Take the data that follows and retype it word for word.

═════ Source data

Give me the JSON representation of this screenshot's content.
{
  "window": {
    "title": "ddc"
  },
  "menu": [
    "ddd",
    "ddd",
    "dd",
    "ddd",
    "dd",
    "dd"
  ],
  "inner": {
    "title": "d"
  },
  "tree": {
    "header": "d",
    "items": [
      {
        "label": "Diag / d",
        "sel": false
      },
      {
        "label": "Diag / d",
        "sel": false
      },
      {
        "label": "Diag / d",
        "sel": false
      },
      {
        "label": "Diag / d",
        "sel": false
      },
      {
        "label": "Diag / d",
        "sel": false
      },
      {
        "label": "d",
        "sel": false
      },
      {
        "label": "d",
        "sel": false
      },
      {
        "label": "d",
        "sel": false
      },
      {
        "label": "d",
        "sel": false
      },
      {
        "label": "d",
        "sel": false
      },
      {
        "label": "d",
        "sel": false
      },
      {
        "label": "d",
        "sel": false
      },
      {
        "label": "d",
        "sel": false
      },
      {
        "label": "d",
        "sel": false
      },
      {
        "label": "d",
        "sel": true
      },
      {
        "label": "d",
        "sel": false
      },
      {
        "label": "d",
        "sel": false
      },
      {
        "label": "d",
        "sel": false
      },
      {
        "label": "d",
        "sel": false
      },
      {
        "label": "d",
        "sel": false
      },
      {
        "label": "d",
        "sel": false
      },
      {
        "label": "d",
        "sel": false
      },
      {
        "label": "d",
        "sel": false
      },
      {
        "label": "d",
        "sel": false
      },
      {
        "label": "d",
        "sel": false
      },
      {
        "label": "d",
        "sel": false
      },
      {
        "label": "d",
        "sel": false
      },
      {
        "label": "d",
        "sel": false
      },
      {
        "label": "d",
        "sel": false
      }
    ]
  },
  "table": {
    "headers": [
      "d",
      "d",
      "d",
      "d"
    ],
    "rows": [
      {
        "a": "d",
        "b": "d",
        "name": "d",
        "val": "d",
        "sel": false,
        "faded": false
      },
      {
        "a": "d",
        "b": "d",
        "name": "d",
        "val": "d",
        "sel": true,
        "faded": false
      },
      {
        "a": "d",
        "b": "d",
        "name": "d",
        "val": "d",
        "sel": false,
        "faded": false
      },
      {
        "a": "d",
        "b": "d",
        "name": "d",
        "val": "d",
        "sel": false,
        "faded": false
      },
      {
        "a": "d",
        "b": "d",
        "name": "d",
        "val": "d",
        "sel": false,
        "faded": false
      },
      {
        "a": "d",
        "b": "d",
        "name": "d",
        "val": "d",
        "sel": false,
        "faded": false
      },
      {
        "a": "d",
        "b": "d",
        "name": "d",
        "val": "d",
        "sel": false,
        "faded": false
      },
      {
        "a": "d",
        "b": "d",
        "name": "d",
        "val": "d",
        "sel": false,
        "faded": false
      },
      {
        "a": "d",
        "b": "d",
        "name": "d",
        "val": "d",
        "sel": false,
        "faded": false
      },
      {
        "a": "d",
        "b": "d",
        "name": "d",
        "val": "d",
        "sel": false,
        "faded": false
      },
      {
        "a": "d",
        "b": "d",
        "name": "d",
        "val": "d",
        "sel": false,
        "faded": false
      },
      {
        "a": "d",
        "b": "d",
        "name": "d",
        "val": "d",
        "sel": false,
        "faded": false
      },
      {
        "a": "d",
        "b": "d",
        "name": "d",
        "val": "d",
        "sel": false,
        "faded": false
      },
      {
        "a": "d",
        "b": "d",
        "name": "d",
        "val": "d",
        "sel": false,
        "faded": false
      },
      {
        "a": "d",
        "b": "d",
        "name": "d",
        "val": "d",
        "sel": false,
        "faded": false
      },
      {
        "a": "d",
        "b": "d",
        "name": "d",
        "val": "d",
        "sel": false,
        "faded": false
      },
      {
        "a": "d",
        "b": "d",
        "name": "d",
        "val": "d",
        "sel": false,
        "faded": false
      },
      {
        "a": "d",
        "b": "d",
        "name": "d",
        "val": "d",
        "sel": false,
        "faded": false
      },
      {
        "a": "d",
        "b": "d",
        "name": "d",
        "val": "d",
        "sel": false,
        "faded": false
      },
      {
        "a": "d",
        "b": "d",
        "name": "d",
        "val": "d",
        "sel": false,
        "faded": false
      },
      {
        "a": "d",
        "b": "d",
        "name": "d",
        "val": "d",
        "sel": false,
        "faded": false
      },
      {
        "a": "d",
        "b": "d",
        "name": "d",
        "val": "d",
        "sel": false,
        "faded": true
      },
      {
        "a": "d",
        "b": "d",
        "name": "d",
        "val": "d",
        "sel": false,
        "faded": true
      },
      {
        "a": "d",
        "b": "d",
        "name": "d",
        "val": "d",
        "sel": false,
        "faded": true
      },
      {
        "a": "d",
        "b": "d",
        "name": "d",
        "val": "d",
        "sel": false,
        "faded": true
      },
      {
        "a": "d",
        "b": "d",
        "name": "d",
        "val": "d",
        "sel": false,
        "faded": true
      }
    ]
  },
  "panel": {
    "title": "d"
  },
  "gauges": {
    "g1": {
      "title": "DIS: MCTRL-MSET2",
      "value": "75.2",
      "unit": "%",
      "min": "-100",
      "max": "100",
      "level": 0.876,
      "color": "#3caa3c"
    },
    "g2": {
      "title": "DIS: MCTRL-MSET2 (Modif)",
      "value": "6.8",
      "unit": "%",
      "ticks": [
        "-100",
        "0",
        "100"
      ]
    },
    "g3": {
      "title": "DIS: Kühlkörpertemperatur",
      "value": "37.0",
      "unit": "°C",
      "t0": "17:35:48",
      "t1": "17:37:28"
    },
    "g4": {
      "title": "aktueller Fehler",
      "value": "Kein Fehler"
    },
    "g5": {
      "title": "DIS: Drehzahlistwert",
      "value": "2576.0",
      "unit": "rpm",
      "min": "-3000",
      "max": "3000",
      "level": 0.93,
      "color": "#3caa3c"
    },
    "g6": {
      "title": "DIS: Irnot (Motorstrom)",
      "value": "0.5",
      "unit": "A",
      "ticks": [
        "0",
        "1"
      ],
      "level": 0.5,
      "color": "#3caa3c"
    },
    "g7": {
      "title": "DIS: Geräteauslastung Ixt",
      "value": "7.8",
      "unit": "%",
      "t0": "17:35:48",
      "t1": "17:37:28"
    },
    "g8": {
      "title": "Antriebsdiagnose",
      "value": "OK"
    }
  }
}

══════════

(Answer for this exercise)
Give me the JSON representation of this screenshot's content.
{
  "window": {
    "title": "ddc"
  },
  "menu": [
    "ddd",
    "ddd",
    "dd",
    "ddd",
    "dd",
    "dd"
  ],
  "inner": {
    "title": "d"
  },
  "tree": {
    "header": "d",
    "items": [
      {
        "label": "Diag / d",
        "sel": false
      },
      {
        "label": "Diag / d",
        "sel": false
      },
      {
        "label": "Diag / d",
        "sel": false
      },
      {
        "label": "Diag / d",
        "sel": false
      },
      {
        "label": "Diag / d",
        "sel": false
      },
      {
        "label": "d",
        "sel": false
      },
      {
        "label": "d",
        "sel": false
      },
      {
        "label": "d",
        "sel": false
      },
      {
        "label": "d",
        "sel": false
      },
      {
        "label": "d",
        "sel": false
      },
      {
        "label": "d",
        "sel": false
      },
      {
        "label": "d",
        "sel": false
      },
      {
        "label": "d",
        "sel": false
      },
      {
        "label": "d",
        "sel": false
      },
      {
        "label": "d",
        "sel": true
      },
      {
        "label": "d",
        "sel": false
      },
      {
        "label": "d",
        "sel": false
      },
      {
        "label": "d",
        "sel": false
      },
      {
        "label": "d",
        "sel": false
      },
      {
        "label": "d",
        "sel": false
      },
      {
        "label": "d",
        "sel": false
      },
      {
        "label": "d",
        "sel": false
      },
      {
        "label": "d",
        "sel": false
      },
      {
        "label": "d",
        "sel": false
      },
      {
        "label": "d",
        "sel": false
      },
      {
        "label": "d",
        "sel": false
      },
      {
        "label": "d",
        "sel": false
      },
      {
        "label": "d",
        "sel": false
      },
      {
        "label": "d",
        "sel": false
      }
    ]
  },
  "table": {
    "headers": [
      "d",
      "d",
      "d",
      "d"
    ],
    "rows": [
      {
        "a": "d",
        "b": "d",
        "name": "d",
        "val": "d",
        "sel": false,
        "faded": false
      },
      {
        "a": "d",
        "b": "d",
        "name": "d",
        "val": "d",
        "sel": true,
        "faded": false
      },
      {
        "a": "d",
        "b": "d",
        "name": "d",
        "val": "d",
        "sel": false,
        "faded": false
      },
      {
        "a": "d",
        "b": "d",
        "name": "d",
        "val": "d",
        "sel": false,
        "faded": false
      },
      {
        "a": "d",
        "b": "d",
        "name": "d",
        "val": "d",
        "sel": false,
        "faded": false
      },
      {
        "a": "d",
        "b": "d",
        "name": "d",
        "val": "d",
        "sel": false,
        "faded": false
      },
      {
        "a": "d",
        "b": "d",
        "name": "d",
        "val": "d",
        "sel": false,
        "faded": false
      },
      {
        "a": "d",
        "b": "d",
        "name": "d",
        "val": "d",
        "sel": false,
        "faded": false
      },
      {
        "a": "d",
        "b": "d",
        "name": "d",
        "val": "d",
        "sel": false,
        "faded": false
      },
      {
        "a": "d",
        "b": "d",
        "name": "d",
        "val": "d",
        "sel": false,
        "faded": false
      },
      {
        "a": "d",
        "b": "d",
        "name": "d",
        "val": "d",
        "sel": false,
        "faded": false
      },
      {
        "a": "d",
        "b": "d",
        "name": "d",
        "val": "d",
        "sel": false,
        "faded": false
      },
      {
        "a": "d",
        "b": "d",
        "name": "d",
        "val": "d",
        "sel": false,
        "faded": false
      },
      {
        "a": "d",
        "b": "d",
        "name": "d",
        "val": "d",
        "sel": false,
        "faded": false
      },
      {
        "a": "d",
        "b": "d",
        "name": "d",
        "val": "d",
        "sel": false,
        "faded": false
      },
      {
        "a": "d",
        "b": "d",
        "name": "d",
        "val": "d",
        "sel": false,
        "faded": false
      },
      {
        "a": "d",
        "b": "d",
        "name": "d",
        "val": "d",
        "sel": false,
        "faded": false
      },
      {
        "a": "d",
        "b": "d",
        "name": "d",
        "val": "d",
        "sel": false,
        "faded": false
      },
      {
        "a": "d",
        "b": "d",
        "name": "d",
        "val": "d",
        "sel": false,
        "faded": false
      },
      {
        "a": "d",
        "b": "d",
        "name": "d",
        "val": "d",
        "sel": false,
        "faded": false
      },
      {
        "a": "d",
        "b": "d",
        "name": "d",
        "val": "d",
        "sel": false,
        "faded": false
      },
      {
        "a": "d",
        "b": "d",
        "name": "d",
        "val": "d",
        "sel": false,
        "faded": true
      },
      {
        "a": "d",
        "b": "d",
        "name": "d",
        "val": "d",
        "sel": false,
        "faded": true
      },
      {
        "a": "d",
        "b": "d",
        "name": "d",
        "val": "d",
        "sel": false,
        "faded": true
      },
      {
        "a": "d",
        "b": "d",
        "name": "d",
        "val": "d",
        "sel": false,
        "faded": true
      },
      {
        "a": "d",
        "b": "d",
        "name": "d",
        "val": "d",
        "sel": false,
        "faded": true
      }
    ]
  },
  "panel": {
    "title": "d"
  },
  "gauges": {
    "g1": {
      "title": "DIS: MCTRL-MSET2",
      "value": "75.2",
      "unit": "%",
      "min": "-100",
      "max": "100",
      "level": 0.876,
      "color": "#3caa3c"
    },
    "g2": {
      "title": "DIS: MCTRL-MSET2 (Modif)",
      "value": "6.8",
      "unit": "%",
      "ticks": [
        "-100",
        "0",
        "100"
      ]
    },
    "g3": {
      "title": "DIS: Kühlkörpertemperatur",
      "value": "37.0",
      "unit": "°C",
      "t0": "17:35:48",
      "t1": "17:37:28"
    },
    "g4": {
      "title": "aktueller Fehler",
      "value": "Kein Fehler"
    },
    "g5": {
      "title": "DIS: Drehzahlistwert",
      "value": "2576.0",
      "unit": "rpm",
      "min": "-3000",
      "max": "3000",
      "level": 0.93,
      "color": "#3caa3c"
    },
    "g6": {
      "title": "DIS: Irnot (Motorstrom)",
      "value": "0.5",
      "unit": "A",
      "ticks": [
        "0",
        "1"
      ],
      "level": 0.5,
      "color": "#3caa3c"
    },
    "g7": {
      "title": "DIS: Geräteauslastung Ixt",
      "value": "7.8",
      "unit": "%",
      "t0": "17:35:48",
      "t1": "17:37:28"
    },
    "g8": {
      "title": "Antriebsdiagnose",
      "value": "OK"
    }
  }
}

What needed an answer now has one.